====== Data shown
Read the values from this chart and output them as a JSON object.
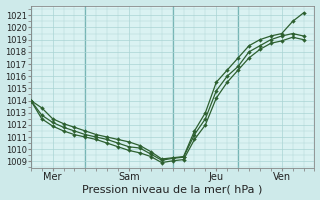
{
  "xlabel": "Pression niveau de la mer( hPa )",
  "background_color": "#ceeaea",
  "plot_bg_color": "#daf2f2",
  "grid_color": "#aad4d4",
  "vline_color": "#6aadad",
  "line_color": "#2d6030",
  "ylim_min": 1008.5,
  "ylim_max": 1021.8,
  "yticks": [
    1009,
    1010,
    1011,
    1012,
    1013,
    1014,
    1015,
    1016,
    1017,
    1018,
    1019,
    1020,
    1021
  ],
  "xtick_labels": [
    "Mer",
    "Sam",
    "Jeu",
    "Ven"
  ],
  "xtick_positions": [
    2,
    9,
    17,
    23
  ],
  "vline_positions": [
    0,
    5,
    13,
    19
  ],
  "xlim_min": 0,
  "xlim_max": 26,
  "n_points": 26,
  "line1_y": [
    1014.0,
    1013.4,
    1012.5,
    1012.1,
    1011.8,
    1011.5,
    1011.2,
    1011.0,
    1010.8,
    1010.6,
    1010.3,
    1009.8,
    1009.2,
    1009.3,
    1009.4,
    1011.5,
    1013.0,
    1015.5,
    1016.5,
    1017.5,
    1018.5,
    1019.0,
    1019.3,
    1019.5,
    1020.5,
    1021.2
  ],
  "line2_y": [
    1014.0,
    1012.8,
    1012.2,
    1011.8,
    1011.5,
    1011.2,
    1011.0,
    1010.8,
    1010.5,
    1010.2,
    1010.1,
    1009.6,
    1009.1,
    1009.25,
    1009.35,
    1011.2,
    1012.5,
    1014.8,
    1016.0,
    1016.8,
    1018.0,
    1018.5,
    1019.0,
    1019.3,
    1019.5,
    1019.3
  ],
  "line3_y": [
    1014.0,
    1012.5,
    1011.9,
    1011.5,
    1011.2,
    1011.0,
    1010.8,
    1010.5,
    1010.2,
    1009.9,
    1009.7,
    1009.4,
    1008.9,
    1009.05,
    1009.15,
    1010.8,
    1012.0,
    1014.2,
    1015.5,
    1016.5,
    1017.5,
    1018.2,
    1018.7,
    1018.9,
    1019.2,
    1019.0
  ],
  "ytick_fontsize": 6,
  "xtick_fontsize": 7,
  "xlabel_fontsize": 8
}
============
Prompt: Leave the pictures out and reproduce all of the records exactly.

Solution for this problem:
Read the values from this chart and output them as a JSON object.
{
  "xlabel": "Pression niveau de la mer( hPa )",
  "background_color": "#ceeaea",
  "plot_bg_color": "#daf2f2",
  "grid_color": "#aad4d4",
  "vline_color": "#6aadad",
  "line_color": "#2d6030",
  "ylim_min": 1008.5,
  "ylim_max": 1021.8,
  "yticks": [
    1009,
    1010,
    1011,
    1012,
    1013,
    1014,
    1015,
    1016,
    1017,
    1018,
    1019,
    1020,
    1021
  ],
  "xtick_labels": [
    "Mer",
    "Sam",
    "Jeu",
    "Ven"
  ],
  "xtick_positions": [
    2,
    9,
    17,
    23
  ],
  "vline_positions": [
    0,
    5,
    13,
    19
  ],
  "xlim_min": 0,
  "xlim_max": 26,
  "n_points": 26,
  "line1_y": [
    1014.0,
    1013.4,
    1012.5,
    1012.1,
    1011.8,
    1011.5,
    1011.2,
    1011.0,
    1010.8,
    1010.6,
    1010.3,
    1009.8,
    1009.2,
    1009.3,
    1009.4,
    1011.5,
    1013.0,
    1015.5,
    1016.5,
    1017.5,
    1018.5,
    1019.0,
    1019.3,
    1019.5,
    1020.5,
    1021.2
  ],
  "line2_y": [
    1014.0,
    1012.8,
    1012.2,
    1011.8,
    1011.5,
    1011.2,
    1011.0,
    1010.8,
    1010.5,
    1010.2,
    1010.1,
    1009.6,
    1009.1,
    1009.25,
    1009.35,
    1011.2,
    1012.5,
    1014.8,
    1016.0,
    1016.8,
    1018.0,
    1018.5,
    1019.0,
    1019.3,
    1019.5,
    1019.3
  ],
  "line3_y": [
    1014.0,
    1012.5,
    1011.9,
    1011.5,
    1011.2,
    1011.0,
    1010.8,
    1010.5,
    1010.2,
    1009.9,
    1009.7,
    1009.4,
    1008.9,
    1009.05,
    1009.15,
    1010.8,
    1012.0,
    1014.2,
    1015.5,
    1016.5,
    1017.5,
    1018.2,
    1018.7,
    1018.9,
    1019.2,
    1019.0
  ],
  "ytick_fontsize": 6,
  "xtick_fontsize": 7,
  "xlabel_fontsize": 8
}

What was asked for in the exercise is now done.